▶ _PROBLEM_: All of the lines below are to be transcribed faithfully, with pictures excluded from the copy.

▶ _EXERCISE MATERIALS_:
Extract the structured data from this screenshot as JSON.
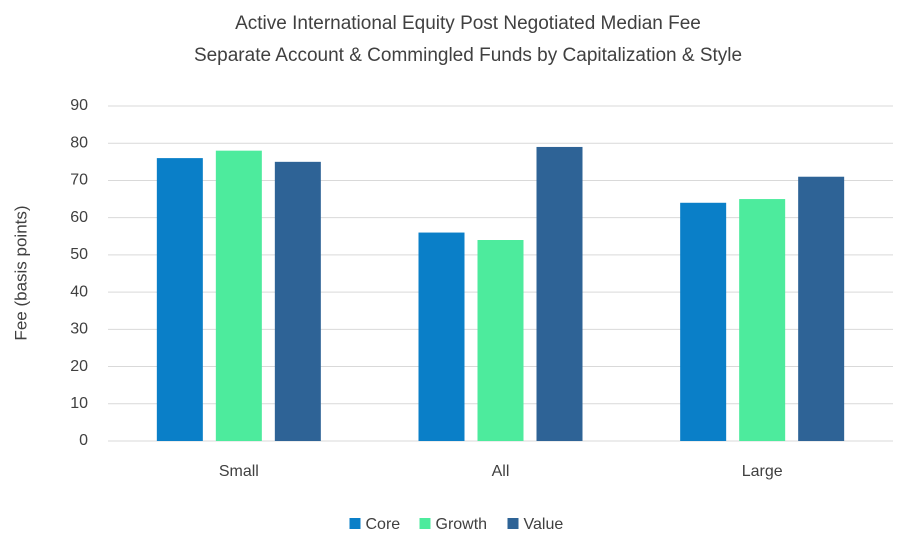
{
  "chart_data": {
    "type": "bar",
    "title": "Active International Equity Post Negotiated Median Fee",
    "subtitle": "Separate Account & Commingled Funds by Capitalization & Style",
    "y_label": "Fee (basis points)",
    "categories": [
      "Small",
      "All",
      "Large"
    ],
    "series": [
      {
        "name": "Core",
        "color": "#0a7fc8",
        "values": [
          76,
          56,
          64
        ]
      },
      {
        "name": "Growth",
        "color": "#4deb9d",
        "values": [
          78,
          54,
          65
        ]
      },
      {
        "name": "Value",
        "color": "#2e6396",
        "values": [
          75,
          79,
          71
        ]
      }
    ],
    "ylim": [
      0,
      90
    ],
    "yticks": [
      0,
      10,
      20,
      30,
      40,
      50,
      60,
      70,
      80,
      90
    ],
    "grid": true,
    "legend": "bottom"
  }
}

▶ _COMPLETE ANSWER_:
Extract the structured data from this screenshot as JSON.
{
  "chart_data": {
    "type": "bar",
    "title": "Active International Equity Post Negotiated Median Fee",
    "subtitle": "Separate Account & Commingled Funds by Capitalization & Style",
    "y_label": "Fee (basis points)",
    "categories": [
      "Small",
      "All",
      "Large"
    ],
    "series": [
      {
        "name": "Core",
        "color": "#0a7fc8",
        "values": [
          76,
          56,
          64
        ]
      },
      {
        "name": "Growth",
        "color": "#4deb9d",
        "values": [
          78,
          54,
          65
        ]
      },
      {
        "name": "Value",
        "color": "#2e6396",
        "values": [
          75,
          79,
          71
        ]
      }
    ],
    "ylim": [
      0,
      90
    ],
    "yticks": [
      0,
      10,
      20,
      30,
      40,
      50,
      60,
      70,
      80,
      90
    ],
    "grid": true,
    "legend": "bottom"
  }
}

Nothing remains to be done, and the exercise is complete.